• [REQUIRED WORK]:
Please set down every record exactly as it appears below.

• [MATERIALS PROVIDED]:
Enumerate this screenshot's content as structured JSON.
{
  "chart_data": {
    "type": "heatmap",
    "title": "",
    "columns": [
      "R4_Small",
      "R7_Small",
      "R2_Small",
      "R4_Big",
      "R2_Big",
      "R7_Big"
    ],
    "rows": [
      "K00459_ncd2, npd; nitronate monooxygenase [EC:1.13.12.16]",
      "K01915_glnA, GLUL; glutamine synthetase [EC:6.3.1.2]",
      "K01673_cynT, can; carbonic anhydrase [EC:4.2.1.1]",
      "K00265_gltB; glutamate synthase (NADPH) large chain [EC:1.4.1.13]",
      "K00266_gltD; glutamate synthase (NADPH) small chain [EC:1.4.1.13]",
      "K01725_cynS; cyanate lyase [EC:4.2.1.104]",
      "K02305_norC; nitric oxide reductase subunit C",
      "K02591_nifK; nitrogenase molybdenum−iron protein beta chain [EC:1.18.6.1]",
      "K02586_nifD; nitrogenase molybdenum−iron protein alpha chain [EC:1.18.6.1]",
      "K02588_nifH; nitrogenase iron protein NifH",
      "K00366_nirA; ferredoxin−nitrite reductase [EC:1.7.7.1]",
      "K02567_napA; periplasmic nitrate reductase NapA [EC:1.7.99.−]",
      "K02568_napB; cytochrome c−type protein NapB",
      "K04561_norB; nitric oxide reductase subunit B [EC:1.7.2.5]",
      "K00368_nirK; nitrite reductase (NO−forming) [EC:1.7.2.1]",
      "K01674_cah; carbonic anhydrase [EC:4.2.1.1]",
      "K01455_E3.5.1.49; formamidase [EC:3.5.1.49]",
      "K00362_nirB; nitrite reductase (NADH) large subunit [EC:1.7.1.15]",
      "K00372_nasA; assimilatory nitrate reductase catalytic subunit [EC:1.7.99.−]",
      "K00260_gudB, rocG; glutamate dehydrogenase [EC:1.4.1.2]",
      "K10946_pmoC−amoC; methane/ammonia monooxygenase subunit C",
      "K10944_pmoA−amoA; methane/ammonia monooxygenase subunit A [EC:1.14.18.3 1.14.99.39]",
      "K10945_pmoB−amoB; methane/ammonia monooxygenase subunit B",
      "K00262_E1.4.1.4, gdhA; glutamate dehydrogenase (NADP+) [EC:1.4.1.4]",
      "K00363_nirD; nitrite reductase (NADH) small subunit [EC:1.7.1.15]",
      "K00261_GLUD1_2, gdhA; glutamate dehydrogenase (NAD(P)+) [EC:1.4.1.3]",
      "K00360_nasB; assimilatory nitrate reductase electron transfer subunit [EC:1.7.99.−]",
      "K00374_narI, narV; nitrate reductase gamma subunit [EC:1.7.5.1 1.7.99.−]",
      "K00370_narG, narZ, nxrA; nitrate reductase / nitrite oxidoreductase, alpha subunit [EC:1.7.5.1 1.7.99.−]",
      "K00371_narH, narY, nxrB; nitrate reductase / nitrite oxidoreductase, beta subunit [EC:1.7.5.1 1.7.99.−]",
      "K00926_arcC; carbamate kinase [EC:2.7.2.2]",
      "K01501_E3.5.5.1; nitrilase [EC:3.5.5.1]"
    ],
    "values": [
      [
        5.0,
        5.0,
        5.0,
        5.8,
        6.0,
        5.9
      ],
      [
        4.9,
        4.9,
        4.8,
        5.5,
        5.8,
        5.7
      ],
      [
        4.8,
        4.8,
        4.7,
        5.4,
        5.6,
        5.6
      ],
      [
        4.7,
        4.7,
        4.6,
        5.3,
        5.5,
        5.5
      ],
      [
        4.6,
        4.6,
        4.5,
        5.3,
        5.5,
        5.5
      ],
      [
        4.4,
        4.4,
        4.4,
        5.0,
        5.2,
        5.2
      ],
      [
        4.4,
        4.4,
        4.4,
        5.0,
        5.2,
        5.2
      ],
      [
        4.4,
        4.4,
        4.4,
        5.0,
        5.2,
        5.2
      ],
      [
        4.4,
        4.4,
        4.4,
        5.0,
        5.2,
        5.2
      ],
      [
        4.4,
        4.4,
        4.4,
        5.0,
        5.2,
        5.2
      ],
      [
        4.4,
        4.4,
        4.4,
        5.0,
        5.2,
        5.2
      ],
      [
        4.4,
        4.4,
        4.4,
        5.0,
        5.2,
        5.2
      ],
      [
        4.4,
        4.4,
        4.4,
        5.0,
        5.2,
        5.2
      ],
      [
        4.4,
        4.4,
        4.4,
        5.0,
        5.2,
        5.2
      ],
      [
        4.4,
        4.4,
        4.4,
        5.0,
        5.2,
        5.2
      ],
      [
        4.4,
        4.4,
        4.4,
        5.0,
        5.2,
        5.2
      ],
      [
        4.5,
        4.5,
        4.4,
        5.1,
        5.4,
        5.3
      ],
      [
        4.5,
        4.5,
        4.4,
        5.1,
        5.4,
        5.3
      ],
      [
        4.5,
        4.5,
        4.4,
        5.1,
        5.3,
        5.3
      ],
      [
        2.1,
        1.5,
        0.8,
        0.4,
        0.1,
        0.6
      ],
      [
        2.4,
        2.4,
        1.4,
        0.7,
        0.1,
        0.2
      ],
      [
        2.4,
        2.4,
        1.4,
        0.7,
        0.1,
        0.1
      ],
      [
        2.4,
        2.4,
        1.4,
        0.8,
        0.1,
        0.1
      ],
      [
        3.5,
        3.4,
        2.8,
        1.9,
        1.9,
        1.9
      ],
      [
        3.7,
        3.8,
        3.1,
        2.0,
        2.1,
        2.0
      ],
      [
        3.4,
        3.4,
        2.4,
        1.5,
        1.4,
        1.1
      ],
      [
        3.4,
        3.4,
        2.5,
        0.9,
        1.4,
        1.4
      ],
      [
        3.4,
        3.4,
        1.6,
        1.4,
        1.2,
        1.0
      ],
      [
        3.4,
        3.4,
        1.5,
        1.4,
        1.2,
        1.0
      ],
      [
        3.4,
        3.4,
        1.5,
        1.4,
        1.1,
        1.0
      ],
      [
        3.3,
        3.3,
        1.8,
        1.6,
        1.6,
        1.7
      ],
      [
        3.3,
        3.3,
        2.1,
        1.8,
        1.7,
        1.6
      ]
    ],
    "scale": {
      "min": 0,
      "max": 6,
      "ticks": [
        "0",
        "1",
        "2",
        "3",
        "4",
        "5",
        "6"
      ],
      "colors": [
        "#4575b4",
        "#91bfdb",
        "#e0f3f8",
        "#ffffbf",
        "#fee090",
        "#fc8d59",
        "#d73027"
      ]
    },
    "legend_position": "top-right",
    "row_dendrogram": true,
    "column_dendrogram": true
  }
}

• [WRITTEN RESPONSE]:
Enumerate this screenshot's content as structured JSON.
{
  "chart_data": {
    "type": "heatmap",
    "title": "",
    "columns": [
      "R4_Small",
      "R7_Small",
      "R2_Small",
      "R4_Big",
      "R2_Big",
      "R7_Big"
    ],
    "rows": [
      "K00459_ncd2, npd; nitronate monooxygenase [EC:1.13.12.16]",
      "K01915_glnA, GLUL; glutamine synthetase [EC:6.3.1.2]",
      "K01673_cynT, can; carbonic anhydrase [EC:4.2.1.1]",
      "K00265_gltB; glutamate synthase (NADPH) large chain [EC:1.4.1.13]",
      "K00266_gltD; glutamate synthase (NADPH) small chain [EC:1.4.1.13]",
      "K01725_cynS; cyanate lyase [EC:4.2.1.104]",
      "K02305_norC; nitric oxide reductase subunit C",
      "K02591_nifK; nitrogenase molybdenum−iron protein beta chain [EC:1.18.6.1]",
      "K02586_nifD; nitrogenase molybdenum−iron protein alpha chain [EC:1.18.6.1]",
      "K02588_nifH; nitrogenase iron protein NifH",
      "K00366_nirA; ferredoxin−nitrite reductase [EC:1.7.7.1]",
      "K02567_napA; periplasmic nitrate reductase NapA [EC:1.7.99.−]",
      "K02568_napB; cytochrome c−type protein NapB",
      "K04561_norB; nitric oxide reductase subunit B [EC:1.7.2.5]",
      "K00368_nirK; nitrite reductase (NO−forming) [EC:1.7.2.1]",
      "K01674_cah; carbonic anhydrase [EC:4.2.1.1]",
      "K01455_E3.5.1.49; formamidase [EC:3.5.1.49]",
      "K00362_nirB; nitrite reductase (NADH) large subunit [EC:1.7.1.15]",
      "K00372_nasA; assimilatory nitrate reductase catalytic subunit [EC:1.7.99.−]",
      "K00260_gudB, rocG; glutamate dehydrogenase [EC:1.4.1.2]",
      "K10946_pmoC−amoC; methane/ammonia monooxygenase subunit C",
      "K10944_pmoA−amoA; methane/ammonia monooxygenase subunit A [EC:1.14.18.3 1.14.99.39]",
      "K10945_pmoB−amoB; methane/ammonia monooxygenase subunit B",
      "K00262_E1.4.1.4, gdhA; glutamate dehydrogenase (NADP+) [EC:1.4.1.4]",
      "K00363_nirD; nitrite reductase (NADH) small subunit [EC:1.7.1.15]",
      "K00261_GLUD1_2, gdhA; glutamate dehydrogenase (NAD(P)+) [EC:1.4.1.3]",
      "K00360_nasB; assimilatory nitrate reductase electron transfer subunit [EC:1.7.99.−]",
      "K00374_narI, narV; nitrate reductase gamma subunit [EC:1.7.5.1 1.7.99.−]",
      "K00370_narG, narZ, nxrA; nitrate reductase / nitrite oxidoreductase, alpha subunit [EC:1.7.5.1 1.7.99.−]",
      "K00371_narH, narY, nxrB; nitrate reductase / nitrite oxidoreductase, beta subunit [EC:1.7.5.1 1.7.99.−]",
      "K00926_arcC; carbamate kinase [EC:2.7.2.2]",
      "K01501_E3.5.5.1; nitrilase [EC:3.5.5.1]"
    ],
    "values": [
      [
        5.0,
        5.0,
        5.0,
        5.8,
        6.0,
        5.9
      ],
      [
        4.9,
        4.9,
        4.8,
        5.5,
        5.8,
        5.7
      ],
      [
        4.8,
        4.8,
        4.7,
        5.4,
        5.6,
        5.6
      ],
      [
        4.7,
        4.7,
        4.6,
        5.3,
        5.5,
        5.5
      ],
      [
        4.6,
        4.6,
        4.5,
        5.3,
        5.5,
        5.5
      ],
      [
        4.4,
        4.4,
        4.4,
        5.0,
        5.2,
        5.2
      ],
      [
        4.4,
        4.4,
        4.4,
        5.0,
        5.2,
        5.2
      ],
      [
        4.4,
        4.4,
        4.4,
        5.0,
        5.2,
        5.2
      ],
      [
        4.4,
        4.4,
        4.4,
        5.0,
        5.2,
        5.2
      ],
      [
        4.4,
        4.4,
        4.4,
        5.0,
        5.2,
        5.2
      ],
      [
        4.4,
        4.4,
        4.4,
        5.0,
        5.2,
        5.2
      ],
      [
        4.4,
        4.4,
        4.4,
        5.0,
        5.2,
        5.2
      ],
      [
        4.4,
        4.4,
        4.4,
        5.0,
        5.2,
        5.2
      ],
      [
        4.4,
        4.4,
        4.4,
        5.0,
        5.2,
        5.2
      ],
      [
        4.4,
        4.4,
        4.4,
        5.0,
        5.2,
        5.2
      ],
      [
        4.4,
        4.4,
        4.4,
        5.0,
        5.2,
        5.2
      ],
      [
        4.5,
        4.5,
        4.4,
        5.1,
        5.4,
        5.3
      ],
      [
        4.5,
        4.5,
        4.4,
        5.1,
        5.4,
        5.3
      ],
      [
        4.5,
        4.5,
        4.4,
        5.1,
        5.3,
        5.3
      ],
      [
        2.1,
        1.5,
        0.8,
        0.4,
        0.1,
        0.6
      ],
      [
        2.4,
        2.4,
        1.4,
        0.7,
        0.1,
        0.2
      ],
      [
        2.4,
        2.4,
        1.4,
        0.7,
        0.1,
        0.1
      ],
      [
        2.4,
        2.4,
        1.4,
        0.8,
        0.1,
        0.1
      ],
      [
        3.5,
        3.4,
        2.8,
        1.9,
        1.9,
        1.9
      ],
      [
        3.7,
        3.8,
        3.1,
        2.0,
        2.1,
        2.0
      ],
      [
        3.4,
        3.4,
        2.4,
        1.5,
        1.4,
        1.1
      ],
      [
        3.4,
        3.4,
        2.5,
        0.9,
        1.4,
        1.4
      ],
      [
        3.4,
        3.4,
        1.6,
        1.4,
        1.2,
        1.0
      ],
      [
        3.4,
        3.4,
        1.5,
        1.4,
        1.2,
        1.0
      ],
      [
        3.4,
        3.4,
        1.5,
        1.4,
        1.1,
        1.0
      ],
      [
        3.3,
        3.3,
        1.8,
        1.6,
        1.6,
        1.7
      ],
      [
        3.3,
        3.3,
        2.1,
        1.8,
        1.7,
        1.6
      ]
    ],
    "scale": {
      "min": 0,
      "max": 6,
      "ticks": [
        "0",
        "1",
        "2",
        "3",
        "4",
        "5",
        "6"
      ],
      "colors": [
        "#4575b4",
        "#91bfdb",
        "#e0f3f8",
        "#ffffbf",
        "#fee090",
        "#fc8d59",
        "#d73027"
      ]
    },
    "legend_position": "top-right",
    "row_dendrogram": true,
    "column_dendrogram": true
  }
}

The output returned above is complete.